===== Given text =====

Saturday December 28th, 2024 8:06PM

Enron's collapse will change the way energy is traded

If an investment bank is picked to help revive Enron Corp.'s core energy trading business, a conservative turn is expected for an operation built on aggressive risk-taking and high volume.

Before its collapse, Enron was the world's largest energy merchant, accounting for roughly 25 percent of all trades in a market it helped pioneer. Enron differed from competitors in its penchant for complex bets on everything under the sun - advertising space, broadband, paper, the weather and more than 1,000 other products.

Investment banks that appear to have an interest in buying into Enron, such as UBS Warburg, would likely shed the gun-slinging attitude that permeated the trading desk of the former energy giant, analysts said.

``I don't think that's the culture most of these banks have,'' said Gordon Howald, an analyst who follows energy merchants for Credit Lyonnais Securities in New York.
William Hyler, an analyst with CIBC World Markets Corp. in New York, predicted ``a smaller version of the old Enron.''

The Atlanta-based InterContinental Exchange has reported significant gains in trading volume since Enron's demise. Intercontinental Exchange is off to a great start in 2002 with notional value of trades done on Wednesday January 9th topping $4.3 billion, which is an amazing seventy-five percent increase over December's average of approximately $2.5 billion per day, which was the record month for the year 2001.

``It's not like we're all sitting around here doing nothing now that Enron's gone,'' said Eric van der Walde, executive vice president of trading and marketing for American Electric Power of Columbus, Ohio. ``The market is just fine.''

Not everyone agrees.

Charlie Sanchez, who oversees the energy trading desk at Gelbert and Associates in Houston, said energy traders long for the enormous trading volume Enron brought to the industry with its appetite for risk and willingness to take on nearly every buy or sell order that appeared on its Internet-based platform, EnronOnline. ``I get frustrated now and then because I don't have the liquidity that I had in the past,'' Sanchez said. As a result, the spread between what sellers are asking and buyers are offering on other exchanges is not always as tight as it was on EnronOnline, a sign of less efficiency, he said.

But recreating EnronOnline will not be easy. ``Bridges were burned'' when investors and traders alike lost confidence in the company, Sanchez said. Whether EnronOnline ever gets off the ground, and in what form, remains uncertain.

John Olson, a securities analyst who follows energy merchants for Sanders Morris Harris Group Inc. in Houston, said any new partner would do itself - and energy markets - a favor by restoring the Enron of old, save for its controversial accounting practices.

But Enron's competitors are not wasting the golden opportunity that has come their way.

InterContinental Exchange has set record trading volumes since Enron and its state-of-the-art EnronOnline trading platform went under. That site was where Enron made markets by agreeing to buy or sell any of 1,800 commodities in which it traded.

InterContinental Exchange 's ICE electronic trading system is installed on over 8,500 desktops worldwide from which traders log on each day of the business week to trade more than 600 listed commodity and derivative contract types. Broadly, these include crude oil and refined products, natural gas, power, precious metals, weather derivatives, and emissions allowances. Contract forms include physical delivery as well as financially settled swaps, spreads, differentials and options based on a variety of fixed and floating price indices.

Based in Atlanta with offices in New York, Houston, Chicago, London and Singapore, Intercontinental Exchange is taking the technological revolution that occurred in international financial markets and extending it into global commodity markets.

Intercontinental Exchange is the owner of the International Petroleum Exchange of London (IPE), Europe's leading energy futures and options exchange. The IPE provides highly regulated open outcry and electronic marketplaces where industry participants use futures and options to minimize their price risk exposure in the physical energy market.

===== Data to examine =====

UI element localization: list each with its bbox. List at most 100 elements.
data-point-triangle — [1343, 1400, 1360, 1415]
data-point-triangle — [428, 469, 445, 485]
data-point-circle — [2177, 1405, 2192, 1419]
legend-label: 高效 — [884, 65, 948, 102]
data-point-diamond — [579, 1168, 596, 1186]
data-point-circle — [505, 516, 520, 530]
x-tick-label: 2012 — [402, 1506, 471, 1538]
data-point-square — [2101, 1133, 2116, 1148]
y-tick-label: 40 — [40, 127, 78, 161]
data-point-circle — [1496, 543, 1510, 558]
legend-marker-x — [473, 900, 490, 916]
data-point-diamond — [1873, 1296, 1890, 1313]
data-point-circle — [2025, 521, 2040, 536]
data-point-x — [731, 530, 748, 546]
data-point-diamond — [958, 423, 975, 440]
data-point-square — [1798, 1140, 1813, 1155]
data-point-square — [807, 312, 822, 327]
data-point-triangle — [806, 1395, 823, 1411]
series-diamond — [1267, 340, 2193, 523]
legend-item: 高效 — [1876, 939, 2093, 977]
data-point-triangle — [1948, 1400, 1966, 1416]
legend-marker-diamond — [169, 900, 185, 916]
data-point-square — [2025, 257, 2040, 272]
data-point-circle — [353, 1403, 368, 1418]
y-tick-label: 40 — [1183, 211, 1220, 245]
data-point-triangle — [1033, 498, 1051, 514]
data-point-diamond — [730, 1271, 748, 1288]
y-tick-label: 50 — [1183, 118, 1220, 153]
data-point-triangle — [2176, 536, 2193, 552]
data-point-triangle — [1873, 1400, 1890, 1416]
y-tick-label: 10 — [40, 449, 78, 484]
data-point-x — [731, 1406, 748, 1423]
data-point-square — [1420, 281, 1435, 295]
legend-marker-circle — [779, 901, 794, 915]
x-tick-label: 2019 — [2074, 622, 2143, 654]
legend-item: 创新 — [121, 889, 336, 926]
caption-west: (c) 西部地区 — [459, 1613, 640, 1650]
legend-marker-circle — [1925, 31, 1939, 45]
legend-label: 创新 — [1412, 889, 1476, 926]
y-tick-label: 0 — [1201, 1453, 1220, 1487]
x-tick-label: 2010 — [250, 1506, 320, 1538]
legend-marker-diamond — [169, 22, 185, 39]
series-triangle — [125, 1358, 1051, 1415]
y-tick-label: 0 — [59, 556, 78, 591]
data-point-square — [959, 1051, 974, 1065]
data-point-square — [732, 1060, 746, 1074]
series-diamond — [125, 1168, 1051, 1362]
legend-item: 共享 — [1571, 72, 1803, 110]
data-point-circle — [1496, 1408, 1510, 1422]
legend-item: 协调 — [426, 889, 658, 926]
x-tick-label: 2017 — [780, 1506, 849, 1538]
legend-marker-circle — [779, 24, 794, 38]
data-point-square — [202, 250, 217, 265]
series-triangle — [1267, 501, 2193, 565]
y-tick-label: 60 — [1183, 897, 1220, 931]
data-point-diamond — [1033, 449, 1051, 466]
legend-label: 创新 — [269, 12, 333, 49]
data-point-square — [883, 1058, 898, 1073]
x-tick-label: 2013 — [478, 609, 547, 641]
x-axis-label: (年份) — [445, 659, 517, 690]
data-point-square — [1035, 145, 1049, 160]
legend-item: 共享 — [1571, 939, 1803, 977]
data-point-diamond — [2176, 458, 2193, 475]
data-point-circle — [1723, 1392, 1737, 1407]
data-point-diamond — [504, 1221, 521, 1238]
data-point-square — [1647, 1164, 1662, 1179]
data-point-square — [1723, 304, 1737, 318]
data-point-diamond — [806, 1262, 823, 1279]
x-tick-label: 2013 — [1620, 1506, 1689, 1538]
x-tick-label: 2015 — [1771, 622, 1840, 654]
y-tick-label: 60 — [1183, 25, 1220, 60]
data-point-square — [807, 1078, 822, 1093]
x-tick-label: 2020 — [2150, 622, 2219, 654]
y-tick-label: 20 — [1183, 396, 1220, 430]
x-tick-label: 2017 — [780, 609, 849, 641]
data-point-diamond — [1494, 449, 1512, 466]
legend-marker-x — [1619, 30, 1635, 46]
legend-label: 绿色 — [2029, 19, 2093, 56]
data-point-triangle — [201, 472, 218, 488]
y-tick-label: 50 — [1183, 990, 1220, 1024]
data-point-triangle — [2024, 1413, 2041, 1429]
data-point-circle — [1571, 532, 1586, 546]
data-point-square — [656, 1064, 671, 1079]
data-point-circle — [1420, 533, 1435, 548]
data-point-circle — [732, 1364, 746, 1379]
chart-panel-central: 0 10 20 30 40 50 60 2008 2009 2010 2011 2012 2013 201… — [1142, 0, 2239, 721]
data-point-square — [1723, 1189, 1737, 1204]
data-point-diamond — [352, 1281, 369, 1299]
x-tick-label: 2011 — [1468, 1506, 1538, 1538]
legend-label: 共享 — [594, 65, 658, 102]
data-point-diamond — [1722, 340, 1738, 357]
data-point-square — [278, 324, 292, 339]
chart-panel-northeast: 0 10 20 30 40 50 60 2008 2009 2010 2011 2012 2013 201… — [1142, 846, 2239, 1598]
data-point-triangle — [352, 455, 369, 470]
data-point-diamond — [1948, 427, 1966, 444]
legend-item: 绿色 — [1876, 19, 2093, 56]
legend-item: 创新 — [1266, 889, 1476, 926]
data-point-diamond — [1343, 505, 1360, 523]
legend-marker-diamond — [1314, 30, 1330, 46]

=====

• **Exercise instructions**: Can you output the part of the Enron article between "The Atlanta-based InterContinental" and "Not everyone agrees.", inclusive, word for word? The listing is separate material, unrelated to the Enron article.

• **Written solution**:
The Atlanta-based InterContinental Exchange has reported significant gains in trading volume since Enron's demise. Intercontinental Exchange is off to a great start in 2002 with notional value of trades done on Wednesday January 9th topping $4.3 billion, which is an amazing seventy-five percent increase over December's average of approximately $2.5 billion per day, which was the record month for the year 2001.

``It's not like we're all sitting around here doing nothing now that Enron's gone,'' said Eric van der Walde, executive vice president of trading and marketing for American Electric Power of Columbus, Ohio. ``The market is just fine.''

Not everyone agrees.